[TASK DETAILS] Provide nothing but the number of lines containing the string "ylabel".

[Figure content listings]
Start

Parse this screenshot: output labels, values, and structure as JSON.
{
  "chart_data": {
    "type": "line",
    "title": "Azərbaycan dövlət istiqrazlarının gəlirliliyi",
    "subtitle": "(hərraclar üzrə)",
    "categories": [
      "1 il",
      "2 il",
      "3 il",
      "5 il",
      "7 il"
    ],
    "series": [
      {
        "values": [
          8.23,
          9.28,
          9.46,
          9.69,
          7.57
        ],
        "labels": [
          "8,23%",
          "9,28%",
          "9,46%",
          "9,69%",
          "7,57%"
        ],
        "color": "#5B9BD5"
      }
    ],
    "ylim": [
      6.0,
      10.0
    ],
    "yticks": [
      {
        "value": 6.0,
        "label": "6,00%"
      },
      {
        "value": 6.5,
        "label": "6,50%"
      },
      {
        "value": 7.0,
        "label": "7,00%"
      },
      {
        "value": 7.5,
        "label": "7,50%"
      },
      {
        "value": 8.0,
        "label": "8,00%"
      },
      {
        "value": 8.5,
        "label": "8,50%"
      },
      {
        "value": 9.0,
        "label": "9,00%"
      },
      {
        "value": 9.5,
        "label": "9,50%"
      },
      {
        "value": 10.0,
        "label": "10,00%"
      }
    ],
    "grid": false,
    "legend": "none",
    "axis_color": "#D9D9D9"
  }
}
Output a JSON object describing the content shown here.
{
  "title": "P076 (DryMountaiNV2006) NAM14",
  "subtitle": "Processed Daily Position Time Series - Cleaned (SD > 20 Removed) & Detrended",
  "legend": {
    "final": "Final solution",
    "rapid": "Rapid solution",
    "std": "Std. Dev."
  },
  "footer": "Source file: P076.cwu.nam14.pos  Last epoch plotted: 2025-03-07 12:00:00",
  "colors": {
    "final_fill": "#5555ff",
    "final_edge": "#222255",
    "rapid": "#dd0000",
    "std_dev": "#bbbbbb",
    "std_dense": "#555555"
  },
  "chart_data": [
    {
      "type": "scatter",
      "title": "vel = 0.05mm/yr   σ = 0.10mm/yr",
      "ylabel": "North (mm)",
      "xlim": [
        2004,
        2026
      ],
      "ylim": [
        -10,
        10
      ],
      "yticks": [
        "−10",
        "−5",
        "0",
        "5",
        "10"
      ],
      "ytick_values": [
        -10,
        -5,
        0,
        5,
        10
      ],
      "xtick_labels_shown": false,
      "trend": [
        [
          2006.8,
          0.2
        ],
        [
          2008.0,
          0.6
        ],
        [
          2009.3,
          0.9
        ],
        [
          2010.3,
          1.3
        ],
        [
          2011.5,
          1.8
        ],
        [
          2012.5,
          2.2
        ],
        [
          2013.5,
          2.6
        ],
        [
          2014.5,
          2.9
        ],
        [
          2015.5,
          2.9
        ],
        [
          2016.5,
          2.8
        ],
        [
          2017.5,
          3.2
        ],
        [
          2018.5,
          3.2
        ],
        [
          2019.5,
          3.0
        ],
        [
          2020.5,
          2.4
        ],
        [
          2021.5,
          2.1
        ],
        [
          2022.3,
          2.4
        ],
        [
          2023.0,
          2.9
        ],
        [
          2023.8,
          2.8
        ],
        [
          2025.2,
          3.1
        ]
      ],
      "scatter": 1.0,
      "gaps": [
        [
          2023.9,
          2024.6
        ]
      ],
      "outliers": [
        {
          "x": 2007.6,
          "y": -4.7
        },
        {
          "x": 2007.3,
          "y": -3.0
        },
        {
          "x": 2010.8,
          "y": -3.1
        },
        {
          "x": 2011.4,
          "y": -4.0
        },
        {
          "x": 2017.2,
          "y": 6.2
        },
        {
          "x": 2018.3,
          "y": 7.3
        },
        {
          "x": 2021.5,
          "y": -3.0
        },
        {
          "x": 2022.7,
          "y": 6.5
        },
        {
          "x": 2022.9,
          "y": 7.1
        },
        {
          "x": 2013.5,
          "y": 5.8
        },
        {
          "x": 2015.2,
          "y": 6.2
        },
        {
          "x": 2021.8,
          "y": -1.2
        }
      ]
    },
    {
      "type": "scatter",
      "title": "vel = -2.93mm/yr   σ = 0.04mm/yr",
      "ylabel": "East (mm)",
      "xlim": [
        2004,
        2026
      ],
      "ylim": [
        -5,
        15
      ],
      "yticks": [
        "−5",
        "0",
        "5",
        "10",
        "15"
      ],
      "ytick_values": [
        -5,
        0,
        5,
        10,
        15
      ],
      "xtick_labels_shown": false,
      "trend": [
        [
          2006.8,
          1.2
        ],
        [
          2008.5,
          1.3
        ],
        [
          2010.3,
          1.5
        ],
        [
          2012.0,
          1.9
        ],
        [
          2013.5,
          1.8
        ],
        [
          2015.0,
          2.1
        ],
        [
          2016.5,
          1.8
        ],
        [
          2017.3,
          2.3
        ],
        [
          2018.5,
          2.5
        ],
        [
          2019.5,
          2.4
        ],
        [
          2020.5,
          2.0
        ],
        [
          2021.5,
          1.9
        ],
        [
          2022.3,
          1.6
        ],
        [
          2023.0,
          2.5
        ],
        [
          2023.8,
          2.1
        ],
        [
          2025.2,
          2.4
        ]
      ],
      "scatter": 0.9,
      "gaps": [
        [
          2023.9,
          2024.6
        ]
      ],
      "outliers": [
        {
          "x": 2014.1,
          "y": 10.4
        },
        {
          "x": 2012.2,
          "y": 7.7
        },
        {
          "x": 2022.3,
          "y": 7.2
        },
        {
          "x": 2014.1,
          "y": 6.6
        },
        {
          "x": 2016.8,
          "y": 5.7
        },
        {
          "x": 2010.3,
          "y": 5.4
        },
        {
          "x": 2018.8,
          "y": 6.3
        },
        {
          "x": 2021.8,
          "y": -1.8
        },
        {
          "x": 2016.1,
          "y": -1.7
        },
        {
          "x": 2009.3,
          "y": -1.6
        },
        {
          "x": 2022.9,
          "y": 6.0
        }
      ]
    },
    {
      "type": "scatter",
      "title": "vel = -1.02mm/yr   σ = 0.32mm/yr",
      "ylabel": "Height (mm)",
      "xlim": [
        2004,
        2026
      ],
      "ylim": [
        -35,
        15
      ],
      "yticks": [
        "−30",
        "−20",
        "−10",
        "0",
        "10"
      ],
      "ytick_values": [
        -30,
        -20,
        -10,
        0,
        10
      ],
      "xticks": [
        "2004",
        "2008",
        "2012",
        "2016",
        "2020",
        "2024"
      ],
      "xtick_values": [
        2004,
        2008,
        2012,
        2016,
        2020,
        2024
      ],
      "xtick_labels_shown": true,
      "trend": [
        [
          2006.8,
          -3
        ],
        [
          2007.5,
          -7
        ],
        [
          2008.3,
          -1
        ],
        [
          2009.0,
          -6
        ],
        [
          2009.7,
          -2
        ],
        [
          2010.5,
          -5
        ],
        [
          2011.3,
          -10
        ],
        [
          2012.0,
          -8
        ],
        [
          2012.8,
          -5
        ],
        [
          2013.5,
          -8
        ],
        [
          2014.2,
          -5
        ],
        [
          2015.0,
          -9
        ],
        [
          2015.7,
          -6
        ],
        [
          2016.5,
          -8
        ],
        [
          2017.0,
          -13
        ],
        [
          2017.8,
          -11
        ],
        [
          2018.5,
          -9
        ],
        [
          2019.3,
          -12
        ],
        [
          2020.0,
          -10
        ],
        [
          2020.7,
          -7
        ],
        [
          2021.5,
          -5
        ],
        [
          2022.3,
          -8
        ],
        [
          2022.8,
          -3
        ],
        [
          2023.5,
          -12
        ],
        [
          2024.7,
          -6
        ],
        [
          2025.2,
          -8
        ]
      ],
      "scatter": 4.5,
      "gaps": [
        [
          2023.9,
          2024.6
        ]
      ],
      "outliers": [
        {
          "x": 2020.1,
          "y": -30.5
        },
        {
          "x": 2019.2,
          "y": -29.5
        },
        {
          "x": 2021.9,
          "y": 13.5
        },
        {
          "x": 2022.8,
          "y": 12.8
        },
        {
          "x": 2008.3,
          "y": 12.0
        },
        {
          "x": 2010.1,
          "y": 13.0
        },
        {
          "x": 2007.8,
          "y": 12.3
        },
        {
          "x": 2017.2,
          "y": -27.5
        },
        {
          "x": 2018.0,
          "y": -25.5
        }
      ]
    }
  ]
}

End

[ANSWER TO THE TASK] 3